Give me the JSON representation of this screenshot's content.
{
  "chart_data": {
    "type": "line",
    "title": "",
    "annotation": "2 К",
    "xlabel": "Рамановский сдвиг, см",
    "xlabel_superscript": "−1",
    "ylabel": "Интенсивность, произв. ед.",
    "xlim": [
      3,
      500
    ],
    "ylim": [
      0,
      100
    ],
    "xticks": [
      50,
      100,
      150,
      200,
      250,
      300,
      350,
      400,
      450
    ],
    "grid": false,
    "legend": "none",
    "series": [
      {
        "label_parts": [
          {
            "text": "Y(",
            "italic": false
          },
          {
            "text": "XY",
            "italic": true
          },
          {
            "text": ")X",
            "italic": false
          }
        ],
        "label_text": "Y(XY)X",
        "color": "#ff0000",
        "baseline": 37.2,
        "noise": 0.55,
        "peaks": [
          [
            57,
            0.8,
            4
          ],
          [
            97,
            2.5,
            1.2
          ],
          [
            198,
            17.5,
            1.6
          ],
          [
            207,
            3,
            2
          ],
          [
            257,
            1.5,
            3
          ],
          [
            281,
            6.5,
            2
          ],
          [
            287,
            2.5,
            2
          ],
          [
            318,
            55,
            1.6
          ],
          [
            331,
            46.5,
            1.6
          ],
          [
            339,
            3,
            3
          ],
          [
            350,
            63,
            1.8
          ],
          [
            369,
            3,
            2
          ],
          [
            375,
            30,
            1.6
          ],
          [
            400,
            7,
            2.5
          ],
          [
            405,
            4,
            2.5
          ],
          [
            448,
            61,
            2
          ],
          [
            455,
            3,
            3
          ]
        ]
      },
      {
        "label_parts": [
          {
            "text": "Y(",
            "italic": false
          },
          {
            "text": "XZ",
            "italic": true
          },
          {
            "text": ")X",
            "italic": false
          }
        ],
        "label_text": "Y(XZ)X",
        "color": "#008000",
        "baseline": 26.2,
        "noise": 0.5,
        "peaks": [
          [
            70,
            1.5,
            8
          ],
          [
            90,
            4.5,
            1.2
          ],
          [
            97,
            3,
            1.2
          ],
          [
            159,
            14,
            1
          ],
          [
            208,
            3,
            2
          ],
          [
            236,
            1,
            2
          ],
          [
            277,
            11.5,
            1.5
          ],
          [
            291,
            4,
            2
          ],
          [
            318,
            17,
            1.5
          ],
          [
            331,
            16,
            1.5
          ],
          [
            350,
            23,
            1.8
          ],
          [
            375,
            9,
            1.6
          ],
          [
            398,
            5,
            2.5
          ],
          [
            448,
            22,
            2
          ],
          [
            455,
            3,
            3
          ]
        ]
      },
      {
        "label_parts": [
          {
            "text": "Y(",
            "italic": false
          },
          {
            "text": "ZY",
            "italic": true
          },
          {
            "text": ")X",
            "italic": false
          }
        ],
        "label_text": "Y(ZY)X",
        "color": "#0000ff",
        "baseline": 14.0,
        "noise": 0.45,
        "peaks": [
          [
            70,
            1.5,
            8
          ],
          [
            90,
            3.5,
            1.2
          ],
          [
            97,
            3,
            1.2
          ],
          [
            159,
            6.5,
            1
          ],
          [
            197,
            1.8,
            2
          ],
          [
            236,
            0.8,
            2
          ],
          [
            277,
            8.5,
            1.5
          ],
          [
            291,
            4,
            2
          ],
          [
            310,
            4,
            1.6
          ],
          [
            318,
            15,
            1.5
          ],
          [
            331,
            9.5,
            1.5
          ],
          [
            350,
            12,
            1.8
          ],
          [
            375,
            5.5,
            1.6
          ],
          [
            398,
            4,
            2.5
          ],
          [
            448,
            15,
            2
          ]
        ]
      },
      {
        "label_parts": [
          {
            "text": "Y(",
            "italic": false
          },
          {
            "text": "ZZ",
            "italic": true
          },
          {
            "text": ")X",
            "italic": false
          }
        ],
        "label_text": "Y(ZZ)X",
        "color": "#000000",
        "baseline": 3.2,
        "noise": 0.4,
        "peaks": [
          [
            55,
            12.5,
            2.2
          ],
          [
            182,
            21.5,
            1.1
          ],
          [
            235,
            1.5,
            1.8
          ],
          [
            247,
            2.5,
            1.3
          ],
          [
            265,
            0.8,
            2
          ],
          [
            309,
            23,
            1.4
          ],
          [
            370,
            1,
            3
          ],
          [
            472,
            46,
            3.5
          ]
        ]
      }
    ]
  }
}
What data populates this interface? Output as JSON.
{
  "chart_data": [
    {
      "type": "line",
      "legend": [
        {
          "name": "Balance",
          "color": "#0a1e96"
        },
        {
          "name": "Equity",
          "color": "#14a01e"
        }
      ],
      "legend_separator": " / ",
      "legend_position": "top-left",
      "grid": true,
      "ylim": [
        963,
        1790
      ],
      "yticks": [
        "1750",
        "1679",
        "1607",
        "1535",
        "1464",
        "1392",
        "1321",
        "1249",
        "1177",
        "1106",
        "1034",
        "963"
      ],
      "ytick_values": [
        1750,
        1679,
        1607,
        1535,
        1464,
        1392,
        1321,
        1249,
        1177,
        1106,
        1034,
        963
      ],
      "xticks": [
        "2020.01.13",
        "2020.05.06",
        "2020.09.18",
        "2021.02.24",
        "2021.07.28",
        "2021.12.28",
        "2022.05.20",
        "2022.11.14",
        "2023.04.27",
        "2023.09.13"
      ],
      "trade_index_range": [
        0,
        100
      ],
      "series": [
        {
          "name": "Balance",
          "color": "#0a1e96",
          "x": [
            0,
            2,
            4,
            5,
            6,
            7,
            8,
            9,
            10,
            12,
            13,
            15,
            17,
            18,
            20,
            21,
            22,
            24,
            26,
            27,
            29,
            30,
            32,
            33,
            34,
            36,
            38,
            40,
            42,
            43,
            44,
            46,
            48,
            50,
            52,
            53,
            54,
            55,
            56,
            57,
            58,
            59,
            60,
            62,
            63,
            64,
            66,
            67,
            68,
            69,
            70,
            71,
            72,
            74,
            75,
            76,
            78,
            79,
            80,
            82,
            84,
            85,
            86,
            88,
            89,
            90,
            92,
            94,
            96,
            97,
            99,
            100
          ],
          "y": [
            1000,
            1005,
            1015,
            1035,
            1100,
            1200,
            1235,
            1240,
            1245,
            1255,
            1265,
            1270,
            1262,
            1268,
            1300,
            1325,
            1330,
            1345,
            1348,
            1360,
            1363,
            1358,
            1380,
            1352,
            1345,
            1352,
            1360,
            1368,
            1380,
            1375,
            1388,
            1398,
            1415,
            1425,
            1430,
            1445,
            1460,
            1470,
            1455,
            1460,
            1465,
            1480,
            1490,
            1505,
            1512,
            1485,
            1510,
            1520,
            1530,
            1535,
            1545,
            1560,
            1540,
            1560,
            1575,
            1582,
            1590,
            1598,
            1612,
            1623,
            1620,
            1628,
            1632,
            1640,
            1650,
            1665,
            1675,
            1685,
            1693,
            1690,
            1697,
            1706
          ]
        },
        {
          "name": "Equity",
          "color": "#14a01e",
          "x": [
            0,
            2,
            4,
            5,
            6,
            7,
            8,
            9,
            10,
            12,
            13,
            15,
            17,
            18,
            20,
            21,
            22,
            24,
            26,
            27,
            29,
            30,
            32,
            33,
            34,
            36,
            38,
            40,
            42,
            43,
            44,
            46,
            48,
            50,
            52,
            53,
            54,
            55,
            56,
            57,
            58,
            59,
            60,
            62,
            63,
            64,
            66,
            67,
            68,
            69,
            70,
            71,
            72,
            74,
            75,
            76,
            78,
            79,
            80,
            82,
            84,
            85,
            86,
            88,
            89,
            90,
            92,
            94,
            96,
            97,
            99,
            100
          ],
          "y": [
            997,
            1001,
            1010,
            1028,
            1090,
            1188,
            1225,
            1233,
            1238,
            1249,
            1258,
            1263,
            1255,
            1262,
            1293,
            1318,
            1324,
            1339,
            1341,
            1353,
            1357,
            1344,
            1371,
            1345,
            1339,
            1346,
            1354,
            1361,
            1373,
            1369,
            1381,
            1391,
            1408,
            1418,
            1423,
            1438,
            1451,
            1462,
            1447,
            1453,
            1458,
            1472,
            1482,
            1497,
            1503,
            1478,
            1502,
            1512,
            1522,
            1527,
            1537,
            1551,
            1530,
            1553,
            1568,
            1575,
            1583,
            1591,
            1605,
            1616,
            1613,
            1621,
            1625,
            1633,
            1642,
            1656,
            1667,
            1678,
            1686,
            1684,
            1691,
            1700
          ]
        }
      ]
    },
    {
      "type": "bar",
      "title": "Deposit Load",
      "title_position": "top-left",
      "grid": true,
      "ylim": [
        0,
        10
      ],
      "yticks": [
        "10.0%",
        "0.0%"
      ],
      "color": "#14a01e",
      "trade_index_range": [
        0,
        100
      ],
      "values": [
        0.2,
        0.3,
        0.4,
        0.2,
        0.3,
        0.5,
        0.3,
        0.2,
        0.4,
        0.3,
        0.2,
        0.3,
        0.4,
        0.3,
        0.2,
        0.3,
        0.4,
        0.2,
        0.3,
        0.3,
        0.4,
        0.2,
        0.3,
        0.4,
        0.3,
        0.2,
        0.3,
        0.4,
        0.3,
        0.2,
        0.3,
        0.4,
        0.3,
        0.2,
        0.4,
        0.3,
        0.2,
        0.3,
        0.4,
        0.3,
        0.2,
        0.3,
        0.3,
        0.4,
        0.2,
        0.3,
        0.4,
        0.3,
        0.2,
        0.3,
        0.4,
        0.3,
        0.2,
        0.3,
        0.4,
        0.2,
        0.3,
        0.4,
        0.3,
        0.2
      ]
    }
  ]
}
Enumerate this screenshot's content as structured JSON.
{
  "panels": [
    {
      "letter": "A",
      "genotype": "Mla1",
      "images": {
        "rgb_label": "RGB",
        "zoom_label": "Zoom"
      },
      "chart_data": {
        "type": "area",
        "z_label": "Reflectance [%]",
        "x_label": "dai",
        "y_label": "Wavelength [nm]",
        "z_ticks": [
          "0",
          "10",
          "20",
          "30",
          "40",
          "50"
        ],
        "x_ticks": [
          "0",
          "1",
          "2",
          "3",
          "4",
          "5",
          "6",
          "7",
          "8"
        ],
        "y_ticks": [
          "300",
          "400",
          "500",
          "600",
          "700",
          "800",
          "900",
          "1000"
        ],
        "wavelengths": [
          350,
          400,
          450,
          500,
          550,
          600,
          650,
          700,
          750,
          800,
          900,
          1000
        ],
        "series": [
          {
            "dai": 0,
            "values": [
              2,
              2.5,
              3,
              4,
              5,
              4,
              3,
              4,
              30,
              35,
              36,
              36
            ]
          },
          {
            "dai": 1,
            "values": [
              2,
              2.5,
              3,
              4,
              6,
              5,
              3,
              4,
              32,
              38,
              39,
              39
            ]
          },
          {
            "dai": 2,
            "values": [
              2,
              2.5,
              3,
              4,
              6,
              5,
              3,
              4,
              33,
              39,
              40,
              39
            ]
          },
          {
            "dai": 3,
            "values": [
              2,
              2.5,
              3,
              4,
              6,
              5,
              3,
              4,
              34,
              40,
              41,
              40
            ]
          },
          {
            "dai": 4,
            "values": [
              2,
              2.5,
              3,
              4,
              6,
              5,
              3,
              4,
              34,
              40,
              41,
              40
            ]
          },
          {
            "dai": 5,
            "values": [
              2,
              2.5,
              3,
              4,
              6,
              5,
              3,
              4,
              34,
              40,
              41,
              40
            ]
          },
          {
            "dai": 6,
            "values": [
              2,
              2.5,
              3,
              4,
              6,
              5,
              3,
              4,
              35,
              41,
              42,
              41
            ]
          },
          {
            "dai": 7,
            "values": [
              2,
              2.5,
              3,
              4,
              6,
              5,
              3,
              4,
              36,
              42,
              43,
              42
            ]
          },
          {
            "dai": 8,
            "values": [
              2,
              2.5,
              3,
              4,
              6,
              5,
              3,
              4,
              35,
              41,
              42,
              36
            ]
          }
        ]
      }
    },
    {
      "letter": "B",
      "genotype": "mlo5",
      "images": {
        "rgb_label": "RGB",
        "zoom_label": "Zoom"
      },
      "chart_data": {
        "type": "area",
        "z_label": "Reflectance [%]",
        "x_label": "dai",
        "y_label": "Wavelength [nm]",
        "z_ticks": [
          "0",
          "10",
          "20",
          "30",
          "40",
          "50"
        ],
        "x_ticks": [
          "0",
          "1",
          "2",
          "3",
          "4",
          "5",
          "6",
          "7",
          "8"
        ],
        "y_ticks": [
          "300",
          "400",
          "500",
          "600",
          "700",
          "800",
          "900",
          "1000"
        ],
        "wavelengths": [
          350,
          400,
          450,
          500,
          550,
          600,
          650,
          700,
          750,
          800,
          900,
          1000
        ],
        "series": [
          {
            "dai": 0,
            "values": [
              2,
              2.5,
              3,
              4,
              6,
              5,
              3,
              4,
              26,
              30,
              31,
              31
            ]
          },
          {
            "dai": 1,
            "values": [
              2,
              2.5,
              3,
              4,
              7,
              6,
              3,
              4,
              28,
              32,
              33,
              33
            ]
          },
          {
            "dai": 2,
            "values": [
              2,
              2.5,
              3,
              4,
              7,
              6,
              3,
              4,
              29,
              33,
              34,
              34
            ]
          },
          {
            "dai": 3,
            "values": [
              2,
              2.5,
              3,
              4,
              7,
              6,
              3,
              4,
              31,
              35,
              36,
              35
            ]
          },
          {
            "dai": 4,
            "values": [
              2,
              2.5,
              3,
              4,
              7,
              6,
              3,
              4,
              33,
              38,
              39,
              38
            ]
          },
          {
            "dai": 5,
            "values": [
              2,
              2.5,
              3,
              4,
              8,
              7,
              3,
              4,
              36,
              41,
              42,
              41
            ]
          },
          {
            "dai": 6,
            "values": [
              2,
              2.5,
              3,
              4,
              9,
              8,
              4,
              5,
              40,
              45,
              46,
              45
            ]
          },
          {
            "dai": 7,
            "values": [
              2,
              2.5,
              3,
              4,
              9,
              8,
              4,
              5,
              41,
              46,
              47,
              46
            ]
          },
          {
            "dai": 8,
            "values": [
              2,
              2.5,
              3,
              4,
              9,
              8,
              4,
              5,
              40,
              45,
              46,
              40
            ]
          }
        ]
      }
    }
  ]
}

++++++++++++++++++++

> _Work instructions_: Count the lines of the data that contain the string "JSON", and reply with that number alone.

> _Finished exercise_: 3